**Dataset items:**
'''

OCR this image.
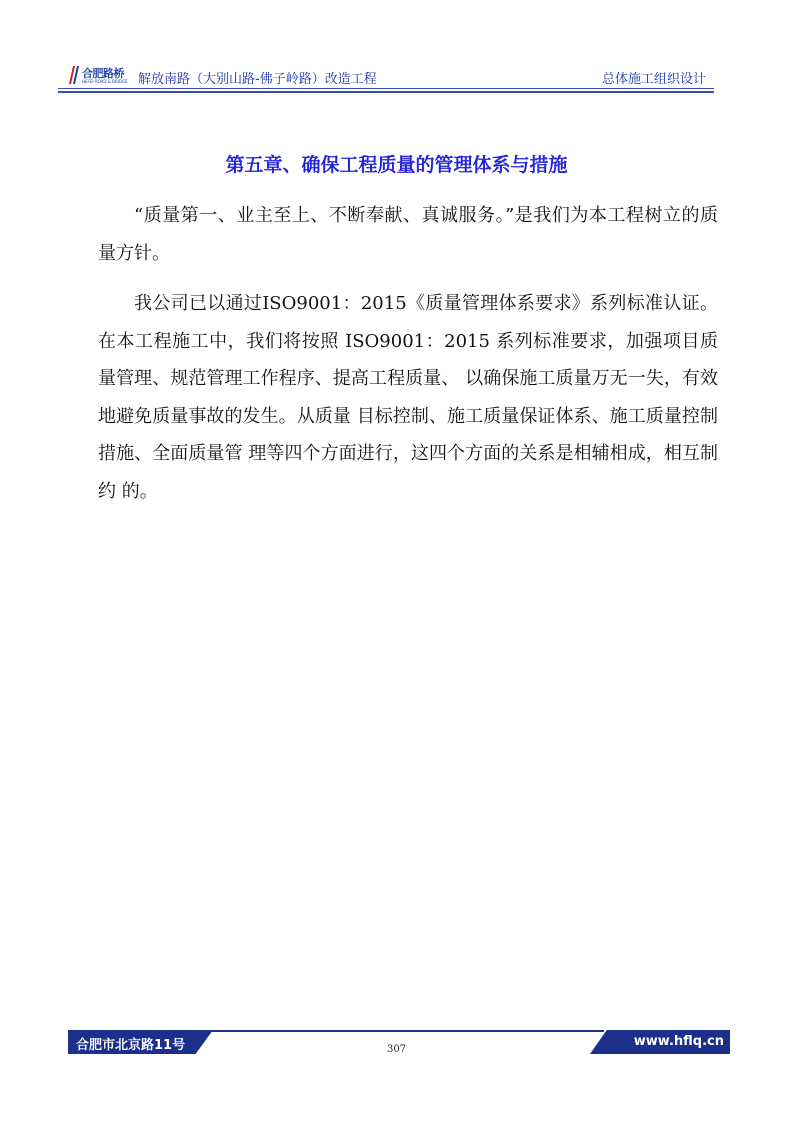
合肥路桥
HEFEI ROAD & BRIDGE 解放南路（大别山路-佛子岭路）改造工程	总体施工组织设计
第五章、确保工程质量的管理体系与措施

“质量第一、业主至上、不断奉献、真诚服务。”是我们为本工程树立的质量方针。

我公司已以通过ISO9001：2015《质量管理体系要求》系列标准认证。在本工程施工中，我们将按照 ISO9001：2015 系列标准要求，加强项目质量管理、规范管理工作程序、提高工程质量、 以确保施工质量万无一失，有效地避免质量事故的发生。从质量 目标控制、施工质量保证体系、施工质量控制措施、全面质量管 理等四个方面进行，这四个方面的关系是相辅相成，相互制约 的。

合肥市北京路11号	www.hflq.cn
307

'''

**Request:**
Write out the entries above word for word. Do not include the pictures.

**Correct answer:**
OCR this image.
合肥路桥
HEFEI ROAD & BRIDGE 解放南路（大别山路-佛子岭路）改造工程	总体施工组织设计
第五章、确保工程质量的管理体系与措施

“质量第一、业主至上、不断奉献、真诚服务。”是我们为本工程树立的质量方针。

我公司已以通过ISO9001：2015《质量管理体系要求》系列标准认证。在本工程施工中，我们将按照 ISO9001：2015 系列标准要求，加强项目质量管理、规范管理工作程序、提高工程质量、 以确保施工质量万无一失，有效地避免质量事故的发生。从质量 目标控制、施工质量保证体系、施工质量控制措施、全面质量管 理等四个方面进行，这四个方面的关系是相辅相成，相互制约 的。

合肥市北京路11号	www.hflq.cn
307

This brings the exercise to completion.